[Collected data entries]
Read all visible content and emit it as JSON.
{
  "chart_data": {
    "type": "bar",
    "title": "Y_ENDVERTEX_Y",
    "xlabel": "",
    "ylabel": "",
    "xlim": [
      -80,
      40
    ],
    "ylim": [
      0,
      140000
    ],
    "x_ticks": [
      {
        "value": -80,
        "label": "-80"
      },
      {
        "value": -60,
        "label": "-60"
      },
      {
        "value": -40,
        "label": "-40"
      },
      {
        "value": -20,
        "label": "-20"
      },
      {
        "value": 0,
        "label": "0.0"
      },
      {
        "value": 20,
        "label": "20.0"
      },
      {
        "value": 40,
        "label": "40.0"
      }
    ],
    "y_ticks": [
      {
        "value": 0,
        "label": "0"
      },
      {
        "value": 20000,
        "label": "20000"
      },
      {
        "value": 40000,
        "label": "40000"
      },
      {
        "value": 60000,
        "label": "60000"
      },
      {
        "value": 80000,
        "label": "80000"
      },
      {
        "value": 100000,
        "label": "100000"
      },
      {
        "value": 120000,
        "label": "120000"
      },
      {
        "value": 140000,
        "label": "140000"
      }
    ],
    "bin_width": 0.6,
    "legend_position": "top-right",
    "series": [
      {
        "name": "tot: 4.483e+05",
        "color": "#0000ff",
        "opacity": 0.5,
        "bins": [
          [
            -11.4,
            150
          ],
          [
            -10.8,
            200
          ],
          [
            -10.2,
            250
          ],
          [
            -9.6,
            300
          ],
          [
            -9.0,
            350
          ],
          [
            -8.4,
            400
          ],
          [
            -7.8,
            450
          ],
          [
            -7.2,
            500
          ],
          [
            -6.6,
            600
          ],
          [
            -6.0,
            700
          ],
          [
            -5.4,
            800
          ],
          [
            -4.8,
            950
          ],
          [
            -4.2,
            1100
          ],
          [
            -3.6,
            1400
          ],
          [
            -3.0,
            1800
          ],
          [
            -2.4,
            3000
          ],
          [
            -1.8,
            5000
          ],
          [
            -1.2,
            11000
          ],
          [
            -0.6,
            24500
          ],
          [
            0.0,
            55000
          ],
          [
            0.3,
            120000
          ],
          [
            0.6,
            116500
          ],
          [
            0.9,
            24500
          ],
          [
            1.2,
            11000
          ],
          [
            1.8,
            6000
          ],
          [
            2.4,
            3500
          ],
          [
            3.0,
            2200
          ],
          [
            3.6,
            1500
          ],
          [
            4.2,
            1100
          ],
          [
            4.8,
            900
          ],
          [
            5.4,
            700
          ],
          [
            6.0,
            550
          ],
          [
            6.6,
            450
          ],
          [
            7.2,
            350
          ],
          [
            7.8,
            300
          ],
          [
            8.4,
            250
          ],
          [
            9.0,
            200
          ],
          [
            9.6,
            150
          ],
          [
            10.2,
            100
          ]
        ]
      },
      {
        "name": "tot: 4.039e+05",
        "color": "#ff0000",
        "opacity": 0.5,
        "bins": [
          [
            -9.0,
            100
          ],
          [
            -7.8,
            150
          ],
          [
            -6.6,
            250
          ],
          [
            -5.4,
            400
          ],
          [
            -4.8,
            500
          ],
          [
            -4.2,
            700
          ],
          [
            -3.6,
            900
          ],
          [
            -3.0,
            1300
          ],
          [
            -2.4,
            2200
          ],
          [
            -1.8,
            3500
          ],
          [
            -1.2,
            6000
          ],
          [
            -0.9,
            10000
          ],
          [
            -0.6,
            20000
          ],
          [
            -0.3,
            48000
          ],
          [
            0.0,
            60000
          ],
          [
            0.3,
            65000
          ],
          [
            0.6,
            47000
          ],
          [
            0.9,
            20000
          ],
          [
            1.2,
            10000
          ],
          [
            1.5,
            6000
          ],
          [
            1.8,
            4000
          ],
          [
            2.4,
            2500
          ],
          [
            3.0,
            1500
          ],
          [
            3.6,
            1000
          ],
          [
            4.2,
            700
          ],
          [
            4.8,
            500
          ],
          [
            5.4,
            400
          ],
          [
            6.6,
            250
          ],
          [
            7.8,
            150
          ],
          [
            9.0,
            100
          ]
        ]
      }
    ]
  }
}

• **Task objective**: Repeat the entries above exactly, leaving nothing out.

• **Output below**:
Read all visible content and emit it as JSON.
{
  "chart_data": {
    "type": "bar",
    "title": "Y_ENDVERTEX_Y",
    "xlabel": "",
    "ylabel": "",
    "xlim": [
      -80,
      40
    ],
    "ylim": [
      0,
      140000
    ],
    "x_ticks": [
      {
        "value": -80,
        "label": "-80"
      },
      {
        "value": -60,
        "label": "-60"
      },
      {
        "value": -40,
        "label": "-40"
      },
      {
        "value": -20,
        "label": "-20"
      },
      {
        "value": 0,
        "label": "0.0"
      },
      {
        "value": 20,
        "label": "20.0"
      },
      {
        "value": 40,
        "label": "40.0"
      }
    ],
    "y_ticks": [
      {
        "value": 0,
        "label": "0"
      },
      {
        "value": 20000,
        "label": "20000"
      },
      {
        "value": 40000,
        "label": "40000"
      },
      {
        "value": 60000,
        "label": "60000"
      },
      {
        "value": 80000,
        "label": "80000"
      },
      {
        "value": 100000,
        "label": "100000"
      },
      {
        "value": 120000,
        "label": "120000"
      },
      {
        "value": 140000,
        "label": "140000"
      }
    ],
    "bin_width": 0.6,
    "legend_position": "top-right",
    "series": [
      {
        "name": "tot: 4.483e+05",
        "color": "#0000ff",
        "opacity": 0.5,
        "bins": [
          [
            -11.4,
            150
          ],
          [
            -10.8,
            200
          ],
          [
            -10.2,
            250
          ],
          [
            -9.6,
            300
          ],
          [
            -9.0,
            350
          ],
          [
            -8.4,
            400
          ],
          [
            -7.8,
            450
          ],
          [
            -7.2,
            500
          ],
          [
            -6.6,
            600
          ],
          [
            -6.0,
            700
          ],
          [
            -5.4,
            800
          ],
          [
            -4.8,
            950
          ],
          [
            -4.2,
            1100
          ],
          [
            -3.6,
            1400
          ],
          [
            -3.0,
            1800
          ],
          [
            -2.4,
            3000
          ],
          [
            -1.8,
            5000
          ],
          [
            -1.2,
            11000
          ],
          [
            -0.6,
            24500
          ],
          [
            0.0,
            55000
          ],
          [
            0.3,
            120000
          ],
          [
            0.6,
            116500
          ],
          [
            0.9,
            24500
          ],
          [
            1.2,
            11000
          ],
          [
            1.8,
            6000
          ],
          [
            2.4,
            3500
          ],
          [
            3.0,
            2200
          ],
          [
            3.6,
            1500
          ],
          [
            4.2,
            1100
          ],
          [
            4.8,
            900
          ],
          [
            5.4,
            700
          ],
          [
            6.0,
            550
          ],
          [
            6.6,
            450
          ],
          [
            7.2,
            350
          ],
          [
            7.8,
            300
          ],
          [
            8.4,
            250
          ],
          [
            9.0,
            200
          ],
          [
            9.6,
            150
          ],
          [
            10.2,
            100
          ]
        ]
      },
      {
        "name": "tot: 4.039e+05",
        "color": "#ff0000",
        "opacity": 0.5,
        "bins": [
          [
            -9.0,
            100
          ],
          [
            -7.8,
            150
          ],
          [
            -6.6,
            250
          ],
          [
            -5.4,
            400
          ],
          [
            -4.8,
            500
          ],
          [
            -4.2,
            700
          ],
          [
            -3.6,
            900
          ],
          [
            -3.0,
            1300
          ],
          [
            -2.4,
            2200
          ],
          [
            -1.8,
            3500
          ],
          [
            -1.2,
            6000
          ],
          [
            -0.9,
            10000
          ],
          [
            -0.6,
            20000
          ],
          [
            -0.3,
            48000
          ],
          [
            0.0,
            60000
          ],
          [
            0.3,
            65000
          ],
          [
            0.6,
            47000
          ],
          [
            0.9,
            20000
          ],
          [
            1.2,
            10000
          ],
          [
            1.5,
            6000
          ],
          [
            1.8,
            4000
          ],
          [
            2.4,
            2500
          ],
          [
            3.0,
            1500
          ],
          [
            3.6,
            1000
          ],
          [
            4.2,
            700
          ],
          [
            4.8,
            500
          ],
          [
            5.4,
            400
          ],
          [
            6.6,
            250
          ],
          [
            7.8,
            150
          ],
          [
            9.0,
            100
          ]
        ]
      }
    ]
  }
}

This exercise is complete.